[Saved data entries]
** Begin **

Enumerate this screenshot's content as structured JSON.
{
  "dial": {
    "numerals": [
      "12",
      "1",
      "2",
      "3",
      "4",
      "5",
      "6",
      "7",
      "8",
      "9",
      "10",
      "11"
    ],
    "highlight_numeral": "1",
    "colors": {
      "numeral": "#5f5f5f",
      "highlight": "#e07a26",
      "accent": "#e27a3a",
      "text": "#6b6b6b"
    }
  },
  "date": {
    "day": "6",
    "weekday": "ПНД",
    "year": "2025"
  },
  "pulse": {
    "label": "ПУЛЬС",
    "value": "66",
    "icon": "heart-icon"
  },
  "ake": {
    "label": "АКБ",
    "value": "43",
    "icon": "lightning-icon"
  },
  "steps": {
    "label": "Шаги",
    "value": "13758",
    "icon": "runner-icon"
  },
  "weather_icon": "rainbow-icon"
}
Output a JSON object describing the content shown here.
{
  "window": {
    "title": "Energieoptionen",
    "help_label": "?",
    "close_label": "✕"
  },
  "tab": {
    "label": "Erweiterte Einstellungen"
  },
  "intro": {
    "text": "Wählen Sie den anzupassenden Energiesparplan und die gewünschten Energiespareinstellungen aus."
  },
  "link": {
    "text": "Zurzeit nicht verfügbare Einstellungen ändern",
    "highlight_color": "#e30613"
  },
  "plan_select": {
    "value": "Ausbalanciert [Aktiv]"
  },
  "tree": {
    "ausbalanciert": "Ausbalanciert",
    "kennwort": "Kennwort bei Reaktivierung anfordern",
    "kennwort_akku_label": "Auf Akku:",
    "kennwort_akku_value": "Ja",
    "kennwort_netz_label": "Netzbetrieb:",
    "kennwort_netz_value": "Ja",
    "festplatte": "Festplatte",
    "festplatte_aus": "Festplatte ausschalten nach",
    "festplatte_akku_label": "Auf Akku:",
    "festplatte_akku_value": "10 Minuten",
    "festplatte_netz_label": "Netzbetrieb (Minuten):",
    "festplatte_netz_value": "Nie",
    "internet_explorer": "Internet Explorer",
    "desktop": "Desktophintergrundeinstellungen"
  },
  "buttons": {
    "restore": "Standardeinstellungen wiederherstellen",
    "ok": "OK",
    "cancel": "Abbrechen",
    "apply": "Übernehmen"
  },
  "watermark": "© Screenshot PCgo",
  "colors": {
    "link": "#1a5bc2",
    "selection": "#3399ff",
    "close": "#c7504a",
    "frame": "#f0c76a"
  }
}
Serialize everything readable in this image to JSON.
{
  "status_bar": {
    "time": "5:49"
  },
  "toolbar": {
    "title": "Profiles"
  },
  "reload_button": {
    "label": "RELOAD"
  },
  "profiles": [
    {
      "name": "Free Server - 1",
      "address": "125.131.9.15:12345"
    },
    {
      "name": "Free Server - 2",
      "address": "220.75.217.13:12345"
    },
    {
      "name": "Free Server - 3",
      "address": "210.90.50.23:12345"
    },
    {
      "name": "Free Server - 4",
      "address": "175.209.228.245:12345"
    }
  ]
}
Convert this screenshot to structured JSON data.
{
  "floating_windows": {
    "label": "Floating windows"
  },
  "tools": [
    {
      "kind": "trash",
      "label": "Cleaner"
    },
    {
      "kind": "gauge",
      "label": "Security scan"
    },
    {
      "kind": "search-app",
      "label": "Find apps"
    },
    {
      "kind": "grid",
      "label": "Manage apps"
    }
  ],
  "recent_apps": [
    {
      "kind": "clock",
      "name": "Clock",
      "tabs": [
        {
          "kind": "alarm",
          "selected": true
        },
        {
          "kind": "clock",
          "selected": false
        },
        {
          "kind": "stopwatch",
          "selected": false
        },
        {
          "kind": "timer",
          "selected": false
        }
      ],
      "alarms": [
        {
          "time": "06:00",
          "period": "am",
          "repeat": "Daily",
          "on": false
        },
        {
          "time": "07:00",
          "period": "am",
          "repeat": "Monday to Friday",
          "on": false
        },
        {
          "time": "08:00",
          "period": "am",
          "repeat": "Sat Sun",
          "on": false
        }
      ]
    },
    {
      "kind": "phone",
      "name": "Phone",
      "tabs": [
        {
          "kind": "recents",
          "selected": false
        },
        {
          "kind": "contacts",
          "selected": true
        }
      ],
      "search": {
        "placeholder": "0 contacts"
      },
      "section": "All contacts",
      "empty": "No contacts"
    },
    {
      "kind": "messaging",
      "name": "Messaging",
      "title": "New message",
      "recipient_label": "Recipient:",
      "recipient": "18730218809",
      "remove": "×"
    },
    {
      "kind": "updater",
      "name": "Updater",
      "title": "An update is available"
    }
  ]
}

** End **

**YOUR TASK**
Using the material above, report each line where "this" occurs.

**PROBLEM SOLUTION**
Enumerate this screenshot's content as structured JSON.
Serialize everything readable in this image to JSON.
Convert this screenshot to structured JSON data.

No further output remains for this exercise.